◆ Exercise ◆
Give only the number of lines in the data that include the string "this".

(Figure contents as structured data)
^^^^^^^^

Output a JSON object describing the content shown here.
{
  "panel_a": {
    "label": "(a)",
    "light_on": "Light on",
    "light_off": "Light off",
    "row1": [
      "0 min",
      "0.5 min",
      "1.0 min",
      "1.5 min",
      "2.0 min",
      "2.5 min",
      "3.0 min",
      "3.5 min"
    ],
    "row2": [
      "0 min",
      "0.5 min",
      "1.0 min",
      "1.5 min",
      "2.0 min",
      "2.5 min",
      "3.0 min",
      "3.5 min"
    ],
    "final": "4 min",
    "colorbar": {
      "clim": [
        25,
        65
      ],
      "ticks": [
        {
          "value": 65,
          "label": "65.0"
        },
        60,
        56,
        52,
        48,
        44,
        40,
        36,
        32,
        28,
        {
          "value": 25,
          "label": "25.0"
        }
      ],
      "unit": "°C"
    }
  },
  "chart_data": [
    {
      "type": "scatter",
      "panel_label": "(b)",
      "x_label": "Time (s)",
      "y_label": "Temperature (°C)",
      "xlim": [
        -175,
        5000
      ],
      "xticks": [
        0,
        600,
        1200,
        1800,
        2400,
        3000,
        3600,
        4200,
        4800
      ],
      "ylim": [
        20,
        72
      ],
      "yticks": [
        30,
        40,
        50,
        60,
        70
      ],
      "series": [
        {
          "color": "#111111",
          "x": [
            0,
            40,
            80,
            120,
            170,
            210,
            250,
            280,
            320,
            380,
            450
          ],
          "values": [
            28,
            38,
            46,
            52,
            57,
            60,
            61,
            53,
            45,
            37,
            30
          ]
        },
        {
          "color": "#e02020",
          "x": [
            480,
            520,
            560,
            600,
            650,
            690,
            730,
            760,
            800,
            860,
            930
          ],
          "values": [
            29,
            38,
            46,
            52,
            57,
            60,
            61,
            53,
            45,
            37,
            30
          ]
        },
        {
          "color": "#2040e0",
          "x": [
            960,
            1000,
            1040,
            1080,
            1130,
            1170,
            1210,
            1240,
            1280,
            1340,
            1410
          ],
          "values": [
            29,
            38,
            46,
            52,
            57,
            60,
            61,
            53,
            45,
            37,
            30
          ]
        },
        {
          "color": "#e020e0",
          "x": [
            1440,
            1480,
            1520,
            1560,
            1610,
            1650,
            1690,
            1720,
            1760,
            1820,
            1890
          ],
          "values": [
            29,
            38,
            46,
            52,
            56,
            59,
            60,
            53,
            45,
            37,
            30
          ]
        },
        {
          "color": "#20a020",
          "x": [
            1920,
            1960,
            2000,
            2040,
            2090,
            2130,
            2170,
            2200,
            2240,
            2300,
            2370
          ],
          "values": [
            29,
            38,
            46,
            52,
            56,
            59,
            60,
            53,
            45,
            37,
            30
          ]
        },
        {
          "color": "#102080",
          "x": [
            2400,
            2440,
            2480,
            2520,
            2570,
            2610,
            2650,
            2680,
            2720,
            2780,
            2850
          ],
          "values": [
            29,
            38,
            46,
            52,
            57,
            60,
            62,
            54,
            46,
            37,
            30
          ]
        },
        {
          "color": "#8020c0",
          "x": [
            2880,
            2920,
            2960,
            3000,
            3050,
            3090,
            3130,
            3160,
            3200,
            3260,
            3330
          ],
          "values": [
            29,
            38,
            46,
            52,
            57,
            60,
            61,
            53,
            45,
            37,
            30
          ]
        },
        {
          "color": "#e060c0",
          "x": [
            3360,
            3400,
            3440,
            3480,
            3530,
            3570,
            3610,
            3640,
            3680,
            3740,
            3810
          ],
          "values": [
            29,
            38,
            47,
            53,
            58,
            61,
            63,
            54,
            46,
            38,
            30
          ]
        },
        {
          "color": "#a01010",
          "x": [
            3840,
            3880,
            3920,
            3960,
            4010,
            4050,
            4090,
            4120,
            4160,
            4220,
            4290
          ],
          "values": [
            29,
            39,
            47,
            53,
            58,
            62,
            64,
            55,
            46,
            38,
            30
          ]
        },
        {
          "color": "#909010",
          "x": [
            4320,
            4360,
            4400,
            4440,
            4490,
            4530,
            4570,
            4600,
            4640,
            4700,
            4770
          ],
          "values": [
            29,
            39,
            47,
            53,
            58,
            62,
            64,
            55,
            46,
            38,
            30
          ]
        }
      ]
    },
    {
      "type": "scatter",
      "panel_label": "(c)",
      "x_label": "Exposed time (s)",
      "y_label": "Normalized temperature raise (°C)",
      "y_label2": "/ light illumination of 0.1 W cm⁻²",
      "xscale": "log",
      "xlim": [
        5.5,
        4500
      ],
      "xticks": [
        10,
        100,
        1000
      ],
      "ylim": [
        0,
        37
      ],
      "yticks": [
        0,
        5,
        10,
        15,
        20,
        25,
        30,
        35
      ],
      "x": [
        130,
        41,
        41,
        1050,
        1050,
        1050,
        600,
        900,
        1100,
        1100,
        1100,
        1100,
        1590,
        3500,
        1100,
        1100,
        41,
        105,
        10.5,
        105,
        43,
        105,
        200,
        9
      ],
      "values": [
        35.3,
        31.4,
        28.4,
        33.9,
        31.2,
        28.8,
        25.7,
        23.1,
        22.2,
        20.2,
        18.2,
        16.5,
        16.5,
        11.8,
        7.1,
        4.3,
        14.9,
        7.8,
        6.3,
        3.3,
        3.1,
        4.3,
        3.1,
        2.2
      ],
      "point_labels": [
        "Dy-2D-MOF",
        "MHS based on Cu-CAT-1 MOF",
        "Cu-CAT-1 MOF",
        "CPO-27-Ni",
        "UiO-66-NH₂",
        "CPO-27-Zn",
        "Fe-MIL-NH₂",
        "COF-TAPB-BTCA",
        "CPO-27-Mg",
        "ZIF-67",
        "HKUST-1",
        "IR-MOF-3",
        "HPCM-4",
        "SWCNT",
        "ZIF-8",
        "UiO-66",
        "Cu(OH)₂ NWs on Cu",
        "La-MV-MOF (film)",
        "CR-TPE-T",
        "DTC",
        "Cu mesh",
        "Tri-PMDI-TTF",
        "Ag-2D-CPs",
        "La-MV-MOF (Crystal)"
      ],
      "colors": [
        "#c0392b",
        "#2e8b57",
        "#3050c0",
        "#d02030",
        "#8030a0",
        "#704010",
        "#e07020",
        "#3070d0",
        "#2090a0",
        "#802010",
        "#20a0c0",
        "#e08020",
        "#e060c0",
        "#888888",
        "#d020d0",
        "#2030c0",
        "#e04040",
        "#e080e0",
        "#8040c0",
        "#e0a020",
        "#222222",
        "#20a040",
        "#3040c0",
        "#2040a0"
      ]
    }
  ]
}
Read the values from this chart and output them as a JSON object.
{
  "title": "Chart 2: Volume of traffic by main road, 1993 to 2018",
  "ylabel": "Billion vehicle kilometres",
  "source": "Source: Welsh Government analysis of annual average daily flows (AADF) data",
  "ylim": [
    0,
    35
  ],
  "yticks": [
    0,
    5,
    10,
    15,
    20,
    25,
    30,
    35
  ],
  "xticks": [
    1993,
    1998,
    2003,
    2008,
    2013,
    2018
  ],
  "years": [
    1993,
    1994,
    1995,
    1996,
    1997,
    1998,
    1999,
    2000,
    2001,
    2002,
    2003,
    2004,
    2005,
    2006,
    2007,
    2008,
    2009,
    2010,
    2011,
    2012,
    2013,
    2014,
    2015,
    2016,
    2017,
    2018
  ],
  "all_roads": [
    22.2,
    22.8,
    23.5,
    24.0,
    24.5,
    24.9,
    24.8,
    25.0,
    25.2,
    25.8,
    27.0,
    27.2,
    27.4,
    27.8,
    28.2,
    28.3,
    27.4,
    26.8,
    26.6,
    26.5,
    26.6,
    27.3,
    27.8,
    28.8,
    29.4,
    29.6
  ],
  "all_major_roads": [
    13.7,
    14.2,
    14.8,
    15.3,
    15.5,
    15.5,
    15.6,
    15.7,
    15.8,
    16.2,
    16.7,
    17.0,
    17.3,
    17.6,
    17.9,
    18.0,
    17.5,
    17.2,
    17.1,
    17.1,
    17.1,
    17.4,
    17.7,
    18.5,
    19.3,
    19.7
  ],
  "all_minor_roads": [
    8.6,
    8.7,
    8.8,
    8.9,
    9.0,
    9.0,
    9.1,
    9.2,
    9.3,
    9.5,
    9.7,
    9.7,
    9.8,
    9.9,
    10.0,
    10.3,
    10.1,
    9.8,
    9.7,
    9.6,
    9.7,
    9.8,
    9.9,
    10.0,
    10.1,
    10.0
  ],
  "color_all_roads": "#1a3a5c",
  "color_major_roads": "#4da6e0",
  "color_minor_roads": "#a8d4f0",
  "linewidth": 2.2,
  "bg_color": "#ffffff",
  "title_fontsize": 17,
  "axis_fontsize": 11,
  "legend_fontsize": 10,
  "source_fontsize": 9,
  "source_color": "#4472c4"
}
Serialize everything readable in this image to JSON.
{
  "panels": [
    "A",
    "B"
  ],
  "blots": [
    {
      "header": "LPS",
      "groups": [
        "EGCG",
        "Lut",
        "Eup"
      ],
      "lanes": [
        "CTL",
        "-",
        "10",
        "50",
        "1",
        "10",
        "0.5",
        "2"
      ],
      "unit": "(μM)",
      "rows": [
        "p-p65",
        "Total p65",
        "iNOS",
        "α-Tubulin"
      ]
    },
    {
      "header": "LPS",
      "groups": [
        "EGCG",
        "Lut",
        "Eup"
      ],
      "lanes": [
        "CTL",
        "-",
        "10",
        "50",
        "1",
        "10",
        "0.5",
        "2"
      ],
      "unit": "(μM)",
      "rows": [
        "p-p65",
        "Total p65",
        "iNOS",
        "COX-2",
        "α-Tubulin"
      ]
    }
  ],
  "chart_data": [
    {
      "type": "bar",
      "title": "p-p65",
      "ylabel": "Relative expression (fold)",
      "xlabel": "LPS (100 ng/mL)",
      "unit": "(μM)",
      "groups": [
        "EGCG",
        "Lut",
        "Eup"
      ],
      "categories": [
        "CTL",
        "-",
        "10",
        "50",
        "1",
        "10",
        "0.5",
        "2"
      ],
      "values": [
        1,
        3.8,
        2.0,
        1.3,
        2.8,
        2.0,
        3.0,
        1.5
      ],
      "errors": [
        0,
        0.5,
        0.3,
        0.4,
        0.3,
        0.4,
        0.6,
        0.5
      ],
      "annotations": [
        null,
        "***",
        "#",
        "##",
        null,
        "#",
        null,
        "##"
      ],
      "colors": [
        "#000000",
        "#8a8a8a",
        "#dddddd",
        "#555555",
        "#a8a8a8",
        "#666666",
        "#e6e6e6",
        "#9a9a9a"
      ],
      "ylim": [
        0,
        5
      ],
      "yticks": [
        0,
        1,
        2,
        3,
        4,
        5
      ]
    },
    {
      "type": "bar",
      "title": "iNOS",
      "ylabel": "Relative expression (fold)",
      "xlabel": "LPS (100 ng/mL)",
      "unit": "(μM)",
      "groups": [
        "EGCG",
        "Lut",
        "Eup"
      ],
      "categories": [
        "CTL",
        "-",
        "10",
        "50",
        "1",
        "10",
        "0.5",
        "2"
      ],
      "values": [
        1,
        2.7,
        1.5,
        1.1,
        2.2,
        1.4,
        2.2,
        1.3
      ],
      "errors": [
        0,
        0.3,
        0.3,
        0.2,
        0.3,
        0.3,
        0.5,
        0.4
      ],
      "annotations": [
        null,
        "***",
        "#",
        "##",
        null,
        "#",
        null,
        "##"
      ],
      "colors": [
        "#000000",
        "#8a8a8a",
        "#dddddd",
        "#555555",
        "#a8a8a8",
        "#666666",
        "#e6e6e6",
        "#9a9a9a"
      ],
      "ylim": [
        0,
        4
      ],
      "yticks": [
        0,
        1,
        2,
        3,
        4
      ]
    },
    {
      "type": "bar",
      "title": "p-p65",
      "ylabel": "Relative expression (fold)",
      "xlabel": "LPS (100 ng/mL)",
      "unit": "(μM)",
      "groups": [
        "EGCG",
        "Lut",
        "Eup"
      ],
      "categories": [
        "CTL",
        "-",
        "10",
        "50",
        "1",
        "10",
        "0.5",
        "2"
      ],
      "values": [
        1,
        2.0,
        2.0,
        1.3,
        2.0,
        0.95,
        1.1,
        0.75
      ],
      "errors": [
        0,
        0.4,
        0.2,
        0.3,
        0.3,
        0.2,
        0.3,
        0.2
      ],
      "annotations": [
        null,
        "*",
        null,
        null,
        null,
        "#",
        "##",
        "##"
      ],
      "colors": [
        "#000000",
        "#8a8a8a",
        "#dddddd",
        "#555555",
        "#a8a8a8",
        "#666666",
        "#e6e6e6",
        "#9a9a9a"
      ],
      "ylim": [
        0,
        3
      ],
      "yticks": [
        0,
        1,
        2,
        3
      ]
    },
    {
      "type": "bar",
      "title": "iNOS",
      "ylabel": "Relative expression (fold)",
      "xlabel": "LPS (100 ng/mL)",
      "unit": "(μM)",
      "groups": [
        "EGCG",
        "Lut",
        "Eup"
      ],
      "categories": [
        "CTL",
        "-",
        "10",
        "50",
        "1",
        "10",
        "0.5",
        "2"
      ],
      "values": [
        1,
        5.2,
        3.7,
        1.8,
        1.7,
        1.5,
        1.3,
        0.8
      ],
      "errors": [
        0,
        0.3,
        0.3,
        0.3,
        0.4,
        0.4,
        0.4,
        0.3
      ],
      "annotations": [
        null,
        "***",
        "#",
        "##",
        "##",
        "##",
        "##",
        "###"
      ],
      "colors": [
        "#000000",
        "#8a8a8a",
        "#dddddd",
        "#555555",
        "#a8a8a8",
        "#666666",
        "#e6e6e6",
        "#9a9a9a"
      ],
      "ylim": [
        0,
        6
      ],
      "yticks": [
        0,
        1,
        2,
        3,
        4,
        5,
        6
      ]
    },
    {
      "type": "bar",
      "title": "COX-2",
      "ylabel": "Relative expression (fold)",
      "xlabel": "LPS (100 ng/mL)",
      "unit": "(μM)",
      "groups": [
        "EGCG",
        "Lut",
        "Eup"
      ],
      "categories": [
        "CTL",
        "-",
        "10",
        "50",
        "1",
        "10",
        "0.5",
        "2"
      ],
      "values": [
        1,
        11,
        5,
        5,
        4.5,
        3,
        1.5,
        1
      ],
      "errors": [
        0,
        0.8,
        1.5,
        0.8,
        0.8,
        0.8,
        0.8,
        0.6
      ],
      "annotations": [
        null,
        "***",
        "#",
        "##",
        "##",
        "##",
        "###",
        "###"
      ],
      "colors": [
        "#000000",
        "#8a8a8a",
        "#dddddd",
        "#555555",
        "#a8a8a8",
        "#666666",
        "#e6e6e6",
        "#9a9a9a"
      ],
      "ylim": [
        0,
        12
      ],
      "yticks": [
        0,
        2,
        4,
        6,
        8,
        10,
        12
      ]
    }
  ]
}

^^^^^^^^

◆ Correct response ◆
2